To be done: All material below is to be reproduced exactly.

------------------------------------

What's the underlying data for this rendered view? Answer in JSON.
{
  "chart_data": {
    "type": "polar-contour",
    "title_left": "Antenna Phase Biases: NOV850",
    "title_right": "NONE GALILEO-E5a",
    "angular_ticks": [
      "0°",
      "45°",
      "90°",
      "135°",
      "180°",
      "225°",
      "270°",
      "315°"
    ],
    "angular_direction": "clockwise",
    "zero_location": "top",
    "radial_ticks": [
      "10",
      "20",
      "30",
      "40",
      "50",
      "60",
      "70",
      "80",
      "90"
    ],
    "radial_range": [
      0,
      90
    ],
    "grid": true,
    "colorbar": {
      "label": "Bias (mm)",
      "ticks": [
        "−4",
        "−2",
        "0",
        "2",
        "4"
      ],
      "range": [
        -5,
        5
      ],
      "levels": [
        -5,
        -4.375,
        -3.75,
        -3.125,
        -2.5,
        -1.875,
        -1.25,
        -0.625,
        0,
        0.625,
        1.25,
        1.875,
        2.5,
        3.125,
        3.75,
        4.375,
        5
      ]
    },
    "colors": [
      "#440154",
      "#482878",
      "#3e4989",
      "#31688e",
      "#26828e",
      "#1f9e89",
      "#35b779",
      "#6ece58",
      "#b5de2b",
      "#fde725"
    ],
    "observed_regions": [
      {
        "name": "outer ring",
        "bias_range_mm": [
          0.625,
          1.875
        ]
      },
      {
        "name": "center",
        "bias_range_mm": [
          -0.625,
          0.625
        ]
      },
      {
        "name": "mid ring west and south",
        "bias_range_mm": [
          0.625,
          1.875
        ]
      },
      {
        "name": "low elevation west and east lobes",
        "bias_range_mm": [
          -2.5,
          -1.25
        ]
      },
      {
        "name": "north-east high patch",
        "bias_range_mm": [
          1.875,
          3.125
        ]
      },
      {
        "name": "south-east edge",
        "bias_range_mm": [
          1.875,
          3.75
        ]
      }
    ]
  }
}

------------------------------------

Exercise output:
What's the underlying data for this rendered view? Answer in JSON.
{
  "chart_data": {
    "type": "polar-contour",
    "title_left": "Antenna Phase Biases: NOV850",
    "title_right": "NONE GALILEO-E5a",
    "angular_ticks": [
      "0°",
      "45°",
      "90°",
      "135°",
      "180°",
      "225°",
      "270°",
      "315°"
    ],
    "angular_direction": "clockwise",
    "zero_location": "top",
    "radial_ticks": [
      "10",
      "20",
      "30",
      "40",
      "50",
      "60",
      "70",
      "80",
      "90"
    ],
    "radial_range": [
      0,
      90
    ],
    "grid": true,
    "colorbar": {
      "label": "Bias (mm)",
      "ticks": [
        "−4",
        "−2",
        "0",
        "2",
        "4"
      ],
      "range": [
        -5,
        5
      ],
      "levels": [
        -5,
        -4.375,
        -3.75,
        -3.125,
        -2.5,
        -1.875,
        -1.25,
        -0.625,
        0,
        0.625,
        1.25,
        1.875,
        2.5,
        3.125,
        3.75,
        4.375,
        5
      ]
    },
    "colors": [
      "#440154",
      "#482878",
      "#3e4989",
      "#31688e",
      "#26828e",
      "#1f9e89",
      "#35b779",
      "#6ece58",
      "#b5de2b",
      "#fde725"
    ],
    "observed_regions": [
      {
        "name": "outer ring",
        "bias_range_mm": [
          0.625,
          1.875
        ]
      },
      {
        "name": "center",
        "bias_range_mm": [
          -0.625,
          0.625
        ]
      },
      {
        "name": "mid ring west and south",
        "bias_range_mm": [
          0.625,
          1.875
        ]
      },
      {
        "name": "low elevation west and east lobes",
        "bias_range_mm": [
          -2.5,
          -1.25
        ]
      },
      {
        "name": "north-east high patch",
        "bias_range_mm": [
          1.875,
          3.125
        ]
      },
      {
        "name": "south-east edge",
        "bias_range_mm": [
          1.875,
          3.75
        ]
      }
    ]
  }
}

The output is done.